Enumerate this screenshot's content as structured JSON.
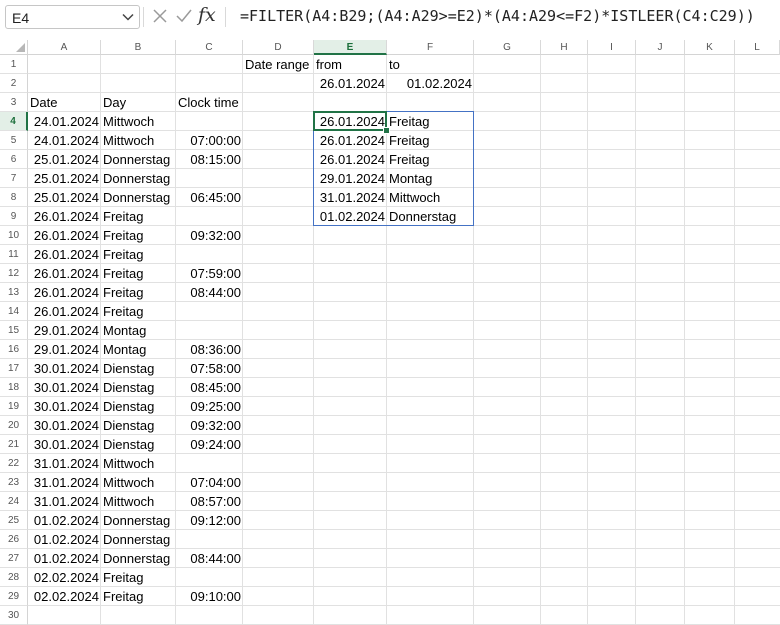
{
  "formula_bar": {
    "name_box": "E4",
    "fx_label": "fx",
    "formula": "=FILTER(A4:B29;(A4:A29>=E2)*(A4:A29<=F2)*ISTLEER(C4:C29))"
  },
  "active_cell": "E4",
  "columns": [
    "A",
    "B",
    "C",
    "D",
    "E",
    "F",
    "G",
    "H",
    "I",
    "J",
    "K",
    "L"
  ],
  "rows": [
    "1",
    "2",
    "3",
    "4",
    "5",
    "6",
    "7",
    "8",
    "9",
    "10",
    "11",
    "12",
    "13",
    "14",
    "15",
    "16",
    "17",
    "18",
    "19",
    "20",
    "21",
    "22",
    "23",
    "24",
    "25",
    "26",
    "27",
    "28",
    "29",
    "30"
  ],
  "cells": {
    "D1": "Date range",
    "E1": "from",
    "F1": "to",
    "E2": "26.01.2024",
    "F2": "01.02.2024",
    "A3": "Date",
    "B3": "Day",
    "C3": "Clock time"
  },
  "table": [
    {
      "date": "24.01.2024",
      "day": "Mittwoch",
      "time": ""
    },
    {
      "date": "24.01.2024",
      "day": "Mittwoch",
      "time": "07:00:00"
    },
    {
      "date": "25.01.2024",
      "day": "Donnerstag",
      "time": "08:15:00"
    },
    {
      "date": "25.01.2024",
      "day": "Donnerstag",
      "time": ""
    },
    {
      "date": "25.01.2024",
      "day": "Donnerstag",
      "time": "06:45:00"
    },
    {
      "date": "26.01.2024",
      "day": "Freitag",
      "time": ""
    },
    {
      "date": "26.01.2024",
      "day": "Freitag",
      "time": "09:32:00"
    },
    {
      "date": "26.01.2024",
      "day": "Freitag",
      "time": ""
    },
    {
      "date": "26.01.2024",
      "day": "Freitag",
      "time": "07:59:00"
    },
    {
      "date": "26.01.2024",
      "day": "Freitag",
      "time": "08:44:00"
    },
    {
      "date": "26.01.2024",
      "day": "Freitag",
      "time": ""
    },
    {
      "date": "29.01.2024",
      "day": "Montag",
      "time": ""
    },
    {
      "date": "29.01.2024",
      "day": "Montag",
      "time": "08:36:00"
    },
    {
      "date": "30.01.2024",
      "day": "Dienstag",
      "time": "07:58:00"
    },
    {
      "date": "30.01.2024",
      "day": "Dienstag",
      "time": "08:45:00"
    },
    {
      "date": "30.01.2024",
      "day": "Dienstag",
      "time": "09:25:00"
    },
    {
      "date": "30.01.2024",
      "day": "Dienstag",
      "time": "09:32:00"
    },
    {
      "date": "30.01.2024",
      "day": "Dienstag",
      "time": "09:24:00"
    },
    {
      "date": "31.01.2024",
      "day": "Mittwoch",
      "time": ""
    },
    {
      "date": "31.01.2024",
      "day": "Mittwoch",
      "time": "07:04:00"
    },
    {
      "date": "31.01.2024",
      "day": "Mittwoch",
      "time": "08:57:00"
    },
    {
      "date": "01.02.2024",
      "day": "Donnerstag",
      "time": "09:12:00"
    },
    {
      "date": "01.02.2024",
      "day": "Donnerstag",
      "time": ""
    },
    {
      "date": "01.02.2024",
      "day": "Donnerstag",
      "time": "08:44:00"
    },
    {
      "date": "02.02.2024",
      "day": "Freitag",
      "time": ""
    },
    {
      "date": "02.02.2024",
      "day": "Freitag",
      "time": "09:10:00"
    }
  ],
  "filter_result": [
    {
      "date": "26.01.2024",
      "day": "Freitag"
    },
    {
      "date": "26.01.2024",
      "day": "Freitag"
    },
    {
      "date": "26.01.2024",
      "day": "Freitag"
    },
    {
      "date": "29.01.2024",
      "day": "Montag"
    },
    {
      "date": "31.01.2024",
      "day": "Mittwoch"
    },
    {
      "date": "01.02.2024",
      "day": "Donnerstag"
    }
  ],
  "icons": {
    "cancel": "x-icon",
    "enter": "check-icon",
    "dropdown": "chevron-down-icon"
  },
  "colors": {
    "accent_green": "#217346",
    "spill_blue": "#4472c4"
  }
}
....................
*STATED GOAL*
Images in the data above are to be skipped. Retype all other material exactly.

*WRITTEN ANSWER*
Enumerate this screenshot's content as structured JSON.
{
  "formula_bar": {
    "name_box": "E4",
    "fx_label": "fx",
    "formula": "=FILTER(A4:B29;(A4:A29>=E2)*(A4:A29<=F2)*ISTLEER(C4:C29))"
  },
  "active_cell": "E4",
  "columns": [
    "A",
    "B",
    "C",
    "D",
    "E",
    "F",
    "G",
    "H",
    "I",
    "J",
    "K",
    "L"
  ],
  "rows": [
    "1",
    "2",
    "3",
    "4",
    "5",
    "6",
    "7",
    "8",
    "9",
    "10",
    "11",
    "12",
    "13",
    "14",
    "15",
    "16",
    "17",
    "18",
    "19",
    "20",
    "21",
    "22",
    "23",
    "24",
    "25",
    "26",
    "27",
    "28",
    "29",
    "30"
  ],
  "cells": {
    "D1": "Date range",
    "E1": "from",
    "F1": "to",
    "E2": "26.01.2024",
    "F2": "01.02.2024",
    "A3": "Date",
    "B3": "Day",
    "C3": "Clock time"
  },
  "table": [
    {
      "date": "24.01.2024",
      "day": "Mittwoch",
      "time": ""
    },
    {
      "date": "24.01.2024",
      "day": "Mittwoch",
      "time": "07:00:00"
    },
    {
      "date": "25.01.2024",
      "day": "Donnerstag",
      "time": "08:15:00"
    },
    {
      "date": "25.01.2024",
      "day": "Donnerstag",
      "time": ""
    },
    {
      "date": "25.01.2024",
      "day": "Donnerstag",
      "time": "06:45:00"
    },
    {
      "date": "26.01.2024",
      "day": "Freitag",
      "time": ""
    },
    {
      "date": "26.01.2024",
      "day": "Freitag",
      "time": "09:32:00"
    },
    {
      "date": "26.01.2024",
      "day": "Freitag",
      "time": ""
    },
    {
      "date": "26.01.2024",
      "day": "Freitag",
      "time": "07:59:00"
    },
    {
      "date": "26.01.2024",
      "day": "Freitag",
      "time": "08:44:00"
    },
    {
      "date": "26.01.2024",
      "day": "Freitag",
      "time": ""
    },
    {
      "date": "29.01.2024",
      "day": "Montag",
      "time": ""
    },
    {
      "date": "29.01.2024",
      "day": "Montag",
      "time": "08:36:00"
    },
    {
      "date": "30.01.2024",
      "day": "Dienstag",
      "time": "07:58:00"
    },
    {
      "date": "30.01.2024",
      "day": "Dienstag",
      "time": "08:45:00"
    },
    {
      "date": "30.01.2024",
      "day": "Dienstag",
      "time": "09:25:00"
    },
    {
      "date": "30.01.2024",
      "day": "Dienstag",
      "time": "09:32:00"
    },
    {
      "date": "30.01.2024",
      "day": "Dienstag",
      "time": "09:24:00"
    },
    {
      "date": "31.01.2024",
      "day": "Mittwoch",
      "time": ""
    },
    {
      "date": "31.01.2024",
      "day": "Mittwoch",
      "time": "07:04:00"
    },
    {
      "date": "31.01.2024",
      "day": "Mittwoch",
      "time": "08:57:00"
    },
    {
      "date": "01.02.2024",
      "day": "Donnerstag",
      "time": "09:12:00"
    },
    {
      "date": "01.02.2024",
      "day": "Donnerstag",
      "time": ""
    },
    {
      "date": "01.02.2024",
      "day": "Donnerstag",
      "time": "08:44:00"
    },
    {
      "date": "02.02.2024",
      "day": "Freitag",
      "time": ""
    },
    {
      "date": "02.02.2024",
      "day": "Freitag",
      "time": "09:10:00"
    }
  ],
  "filter_result": [
    {
      "date": "26.01.2024",
      "day": "Freitag"
    },
    {
      "date": "26.01.2024",
      "day": "Freitag"
    },
    {
      "date": "26.01.2024",
      "day": "Freitag"
    },
    {
      "date": "29.01.2024",
      "day": "Montag"
    },
    {
      "date": "31.01.2024",
      "day": "Mittwoch"
    },
    {
      "date": "01.02.2024",
      "day": "Donnerstag"
    }
  ],
  "icons": {
    "cancel": "x-icon",
    "enter": "check-icon",
    "dropdown": "chevron-down-icon"
  },
  "colors": {
    "accent_green": "#217346",
    "spill_blue": "#4472c4"
  }
}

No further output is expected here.